-- start of Excerpt --
- Born: c. 1390
- Died: 21 September 1474 Dessau
- Noble family: House of Ascania
- Spouses: Matilda of Anhalt-Bernburg Euphemia of Oels Sophie of Hohnstein Anna of Lindow-Ruppin
- Father: Sigismund I, Prince of Anhalt-Dessau
- Mother: Judith of Querfurt

= George I of Anhalt-Dessau =

German prince

George I, Prince of Anhalt-Dessau (c. 1390 – 21 September 1474), was a German prince of the House of Ascania and ruler of the principality of Anhalt-Dessau. He was the second son of Sigismund I, Prince of Anhalt-Dessau, by his wife Judith, daughter of Gebhard XI, Count of Querfurt.
-- end of Excerpt --
-- start of Given records --
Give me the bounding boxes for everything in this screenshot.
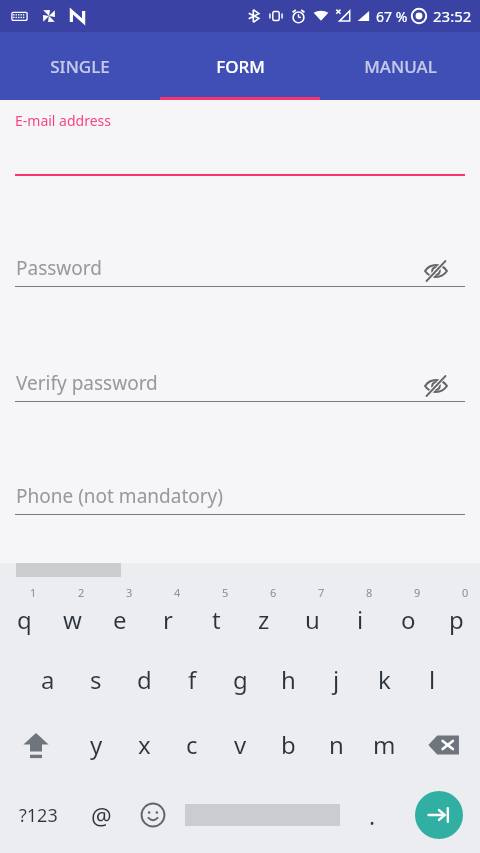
button[interactable]: Backspace [408, 712, 480, 777]
staticText: h [281, 663, 296, 696]
button[interactable]: m [360, 712, 408, 777]
button[interactable]: s [72, 647, 120, 712]
staticText: u [305, 603, 320, 636]
staticText: b [281, 728, 296, 761]
staticText: 6 [270, 585, 277, 600]
button[interactable]: 9 [384, 581, 432, 647]
staticText: 1 [30, 585, 37, 600]
staticText: ?123 [19, 803, 58, 828]
staticText: 8 [366, 585, 373, 600]
staticText: f [188, 663, 197, 696]
staticText: . [369, 800, 376, 831]
staticText: x [138, 728, 151, 761]
staticText: d [137, 663, 152, 696]
button[interactable]: SINGLE [0, 32, 160, 100]
button[interactable]: . [347, 777, 398, 853]
staticText: r [163, 603, 173, 636]
button[interactable]: Verify password [0, 370, 480, 415]
button[interactable]: d [120, 647, 168, 712]
button[interactable]: a [24, 647, 72, 712]
staticText: e [113, 603, 127, 636]
button[interactable]: k [360, 647, 408, 712]
button[interactable]: ?123 [0, 777, 76, 853]
staticText: j [333, 663, 340, 696]
staticText: s [90, 663, 102, 696]
staticText: v [234, 728, 247, 761]
button[interactable]: 3 [96, 581, 144, 647]
staticText: g [233, 663, 248, 696]
staticText: FORM [216, 55, 265, 78]
staticText: t [212, 603, 221, 636]
staticText: Phone (not mandatory) [16, 483, 223, 509]
button[interactable]: 1 [0, 581, 48, 647]
button[interactable]: MANUAL [320, 32, 480, 100]
button[interactable]: 0 [432, 581, 480, 647]
button[interactable]: 6 [240, 581, 288, 647]
button[interactable]: Toggle password visibility [418, 368, 454, 404]
button[interactable]: g [216, 647, 264, 712]
staticText: 7 [318, 585, 325, 600]
button[interactable]: Next [398, 777, 480, 853]
staticText: i [357, 603, 364, 636]
button[interactable]: x [120, 712, 168, 777]
staticText: q [17, 603, 32, 636]
staticText: SINGLE [50, 55, 110, 78]
staticText: k [378, 663, 391, 696]
staticText: c [186, 728, 198, 761]
button[interactable]: 8 [336, 581, 384, 647]
staticText: 4 [174, 585, 181, 600]
staticText: MANUAL [364, 55, 437, 78]
staticText: m [373, 728, 396, 761]
button[interactable]: j [312, 647, 360, 712]
staticText: 9 [414, 585, 421, 600]
staticText: 0 [462, 585, 469, 600]
button[interactable]: c [168, 712, 216, 777]
staticText: 5 [222, 585, 229, 600]
staticText: o [401, 603, 416, 636]
staticText: w [63, 603, 82, 636]
button[interactable]: v [216, 712, 264, 777]
staticText: z [258, 603, 270, 636]
staticText: Password [16, 255, 102, 281]
button[interactable]: l [408, 647, 456, 712]
button[interactable]: f [168, 647, 216, 712]
button[interactable]: 2 [48, 581, 96, 647]
button[interactable]: Space [178, 777, 347, 853]
button[interactable]: h [264, 647, 312, 712]
button[interactable]: 5 [192, 581, 240, 647]
button[interactable]: Phone (not mandatory) [0, 483, 480, 528]
button[interactable]: 4 [144, 581, 192, 647]
staticText: Verify password [16, 370, 158, 396]
staticText: 23:52 [433, 6, 472, 26]
staticText: a [41, 663, 55, 696]
staticText: @ [91, 800, 112, 831]
staticText: 3 [126, 585, 133, 600]
staticText: l [429, 663, 436, 696]
staticText: y [90, 728, 103, 761]
staticText: E-mail address [15, 111, 111, 130]
staticText: 2 [78, 585, 85, 600]
button[interactable]: @ [76, 777, 127, 853]
button[interactable]: n [312, 712, 360, 777]
button[interactable]: y [72, 712, 120, 777]
button[interactable]: FORM [160, 32, 320, 100]
staticText: p [449, 603, 464, 636]
staticText: 67 % [376, 7, 408, 26]
staticText: n [329, 728, 344, 761]
button[interactable]: Emoji [127, 777, 178, 853]
button[interactable]: b [264, 712, 312, 777]
button[interactable]: 7 [288, 581, 336, 647]
button[interactable]: Toggle password visibility [418, 253, 454, 289]
button[interactable]: Password [0, 255, 480, 300]
button[interactable]: Shift [0, 712, 72, 777]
-- end of Given records --
* Problems and tasks:
1. In the text about George I of Anhalt-Dessau, who was his mother's father?
2. Pick up the text about George I of Anhalt-Dessau after its last sentence and carry it on.

* Responses to the exercise:
1. Gebhard XI, Count of Querfurt.

2.
==Life==
In 1405, after the death of his father, George inherited the principality of Anhalt-Dessau alongside his older brother Waldemar IV and his younger brothers Sigismund II and Albert V. By 1435, he adopted the style "Lord of Zerbst and Dessau" and styled himself "Lord of Köthen" from 1460.

In 1468 he inherited the principality of Anhalt-Bernburg, then three years later (in 1471) signed a succession contract with his first cousin Adolph I, Prince of Anhalt-Köthen, that named him as "Mitherr" (co-ruler) with rights to half of the principality of Anhalt-Köthen. George renounced his rights, however, in favor of his eldest son Waldemar VI, who became the new co-ruler of the principality of Anhalt-Köthen. The deaths of George's brothers between 1417 and 1469 without male heirs left him as the sole ruler of Anhalt-Dessau until his own death, which occurred in Dessau.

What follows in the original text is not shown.